WHAT THIS TASK INVOLVES -> Extract and list every line that contains the word "JSON".

====================

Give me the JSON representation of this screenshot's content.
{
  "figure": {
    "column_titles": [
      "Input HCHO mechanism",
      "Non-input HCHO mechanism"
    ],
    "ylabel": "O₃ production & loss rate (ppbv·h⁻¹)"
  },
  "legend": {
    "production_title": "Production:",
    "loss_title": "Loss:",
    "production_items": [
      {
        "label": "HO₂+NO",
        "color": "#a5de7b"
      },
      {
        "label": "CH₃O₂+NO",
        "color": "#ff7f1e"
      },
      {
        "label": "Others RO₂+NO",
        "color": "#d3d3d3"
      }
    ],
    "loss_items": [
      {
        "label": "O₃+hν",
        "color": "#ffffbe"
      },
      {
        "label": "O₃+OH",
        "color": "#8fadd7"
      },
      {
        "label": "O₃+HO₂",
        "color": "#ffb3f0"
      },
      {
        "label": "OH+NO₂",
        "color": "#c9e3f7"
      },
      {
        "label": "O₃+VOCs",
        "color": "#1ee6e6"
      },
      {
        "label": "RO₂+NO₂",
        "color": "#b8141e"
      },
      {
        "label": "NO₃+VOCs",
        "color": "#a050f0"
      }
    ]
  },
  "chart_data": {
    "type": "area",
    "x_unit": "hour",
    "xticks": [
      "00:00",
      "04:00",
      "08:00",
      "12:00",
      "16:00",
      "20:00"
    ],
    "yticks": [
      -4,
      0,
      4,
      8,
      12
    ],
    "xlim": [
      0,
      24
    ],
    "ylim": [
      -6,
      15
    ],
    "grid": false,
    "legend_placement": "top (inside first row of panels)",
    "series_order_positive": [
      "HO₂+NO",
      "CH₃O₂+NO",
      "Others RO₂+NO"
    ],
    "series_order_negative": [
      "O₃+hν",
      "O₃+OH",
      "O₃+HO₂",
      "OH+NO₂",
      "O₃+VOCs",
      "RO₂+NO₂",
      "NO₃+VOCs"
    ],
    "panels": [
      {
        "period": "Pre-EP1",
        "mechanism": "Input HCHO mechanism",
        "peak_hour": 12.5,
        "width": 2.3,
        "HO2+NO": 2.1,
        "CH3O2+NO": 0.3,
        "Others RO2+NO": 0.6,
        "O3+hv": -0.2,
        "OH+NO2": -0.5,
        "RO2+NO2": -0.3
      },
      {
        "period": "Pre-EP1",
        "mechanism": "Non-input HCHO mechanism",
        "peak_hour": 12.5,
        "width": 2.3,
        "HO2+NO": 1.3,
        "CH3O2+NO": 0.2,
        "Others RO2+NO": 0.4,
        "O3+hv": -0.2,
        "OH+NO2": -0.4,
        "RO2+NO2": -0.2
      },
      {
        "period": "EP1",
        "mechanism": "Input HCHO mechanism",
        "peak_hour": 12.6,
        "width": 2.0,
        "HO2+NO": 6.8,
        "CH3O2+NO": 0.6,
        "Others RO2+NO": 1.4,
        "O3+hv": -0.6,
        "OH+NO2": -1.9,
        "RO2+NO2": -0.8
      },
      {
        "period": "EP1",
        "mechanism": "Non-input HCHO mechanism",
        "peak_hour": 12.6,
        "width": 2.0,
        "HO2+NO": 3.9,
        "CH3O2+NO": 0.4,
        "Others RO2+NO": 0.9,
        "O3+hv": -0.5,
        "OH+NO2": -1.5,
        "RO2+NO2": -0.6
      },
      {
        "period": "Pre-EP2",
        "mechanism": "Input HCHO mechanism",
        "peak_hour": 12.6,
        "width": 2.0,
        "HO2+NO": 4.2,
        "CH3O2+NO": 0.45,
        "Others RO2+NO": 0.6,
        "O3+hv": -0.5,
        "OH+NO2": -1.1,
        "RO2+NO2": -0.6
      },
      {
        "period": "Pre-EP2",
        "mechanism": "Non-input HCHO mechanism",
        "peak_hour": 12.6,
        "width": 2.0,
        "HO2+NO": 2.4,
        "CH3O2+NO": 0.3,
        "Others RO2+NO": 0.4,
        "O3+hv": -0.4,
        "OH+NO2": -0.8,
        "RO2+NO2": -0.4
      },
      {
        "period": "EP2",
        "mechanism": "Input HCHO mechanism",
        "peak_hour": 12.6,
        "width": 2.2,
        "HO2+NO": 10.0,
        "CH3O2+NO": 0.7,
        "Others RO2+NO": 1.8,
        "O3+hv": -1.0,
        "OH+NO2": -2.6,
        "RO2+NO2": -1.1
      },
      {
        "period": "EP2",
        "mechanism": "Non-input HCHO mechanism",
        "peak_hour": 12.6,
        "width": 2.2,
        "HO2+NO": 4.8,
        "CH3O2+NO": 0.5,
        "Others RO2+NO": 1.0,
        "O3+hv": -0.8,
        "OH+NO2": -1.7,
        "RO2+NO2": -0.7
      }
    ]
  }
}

====================

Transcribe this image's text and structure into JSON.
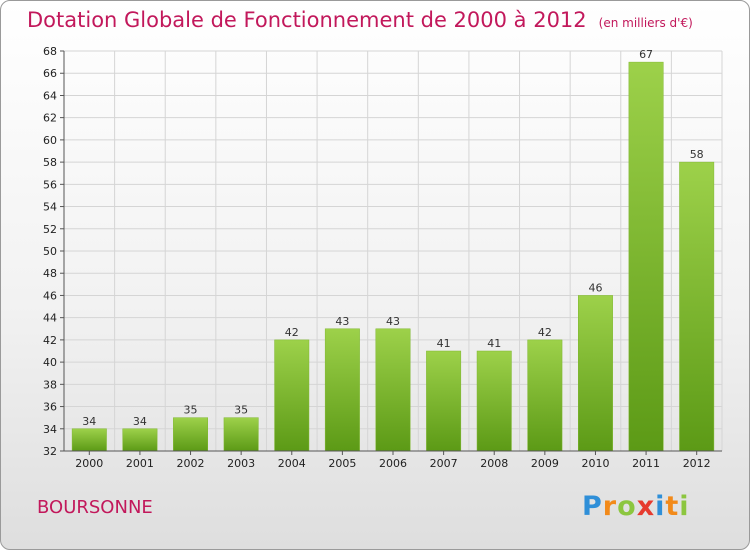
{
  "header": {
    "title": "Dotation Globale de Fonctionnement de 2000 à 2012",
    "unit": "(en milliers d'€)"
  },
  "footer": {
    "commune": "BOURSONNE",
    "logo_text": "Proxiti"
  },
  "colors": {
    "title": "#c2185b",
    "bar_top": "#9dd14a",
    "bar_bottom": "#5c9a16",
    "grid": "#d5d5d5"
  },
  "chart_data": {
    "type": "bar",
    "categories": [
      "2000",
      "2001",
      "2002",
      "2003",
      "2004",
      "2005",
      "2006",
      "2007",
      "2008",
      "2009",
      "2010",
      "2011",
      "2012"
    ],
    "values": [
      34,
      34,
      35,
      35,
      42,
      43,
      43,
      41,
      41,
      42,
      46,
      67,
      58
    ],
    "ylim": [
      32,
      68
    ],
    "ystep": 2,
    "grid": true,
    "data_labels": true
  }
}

====================

COMPLETED TASK ->
Give me the JSON representation of this screenshot's content.
Transcribe this image's text and structure into JSON.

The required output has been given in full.